EXCERPTED RECORDS:
☆ ☆ ☆ ☆ ☆
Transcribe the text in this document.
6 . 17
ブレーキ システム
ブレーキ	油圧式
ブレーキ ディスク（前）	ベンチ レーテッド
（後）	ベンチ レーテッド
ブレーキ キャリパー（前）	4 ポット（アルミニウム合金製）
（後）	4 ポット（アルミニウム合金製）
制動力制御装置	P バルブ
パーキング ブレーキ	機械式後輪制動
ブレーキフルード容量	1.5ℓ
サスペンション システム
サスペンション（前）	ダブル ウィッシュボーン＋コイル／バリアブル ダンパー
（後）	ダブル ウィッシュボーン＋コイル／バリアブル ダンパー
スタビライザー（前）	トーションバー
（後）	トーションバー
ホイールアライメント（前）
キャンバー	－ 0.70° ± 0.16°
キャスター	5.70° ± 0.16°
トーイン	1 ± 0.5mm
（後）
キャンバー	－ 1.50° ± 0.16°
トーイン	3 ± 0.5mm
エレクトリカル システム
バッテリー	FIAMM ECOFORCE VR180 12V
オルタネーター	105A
☆ ☆ ☆ ☆ ☆
WHAT YOU ARE ASKED TO DO:
Give back the whole listing, word for word.

ANSWER IN FULL:
Transcribe the text in this document.
6 . 17
ブレーキ システム
ブレーキ	油圧式
ブレーキ ディスク（前）	ベンチ レーテッド
（後）	ベンチ レーテッド
ブレーキ キャリパー（前）	4 ポット（アルミニウム合金製）
（後）	4 ポット（アルミニウム合金製）
制動力制御装置	P バルブ
パーキング ブレーキ	機械式後輪制動
ブレーキフルード容量	1.5ℓ
サスペンション システム
サスペンション（前）	ダブル ウィッシュボーン＋コイル／バリアブル ダンパー
（後）	ダブル ウィッシュボーン＋コイル／バリアブル ダンパー
スタビライザー（前）	トーションバー
（後）	トーションバー
ホイールアライメント（前）
キャンバー	－ 0.70° ± 0.16°
キャスター	5.70° ± 0.16°
トーイン	1 ± 0.5mm
（後）
キャンバー	－ 1.50° ± 0.16°
トーイン	3 ± 0.5mm
エレクトリカル システム
バッテリー	FIAMM ECOFORCE VR180 12V
オルタネーター	105A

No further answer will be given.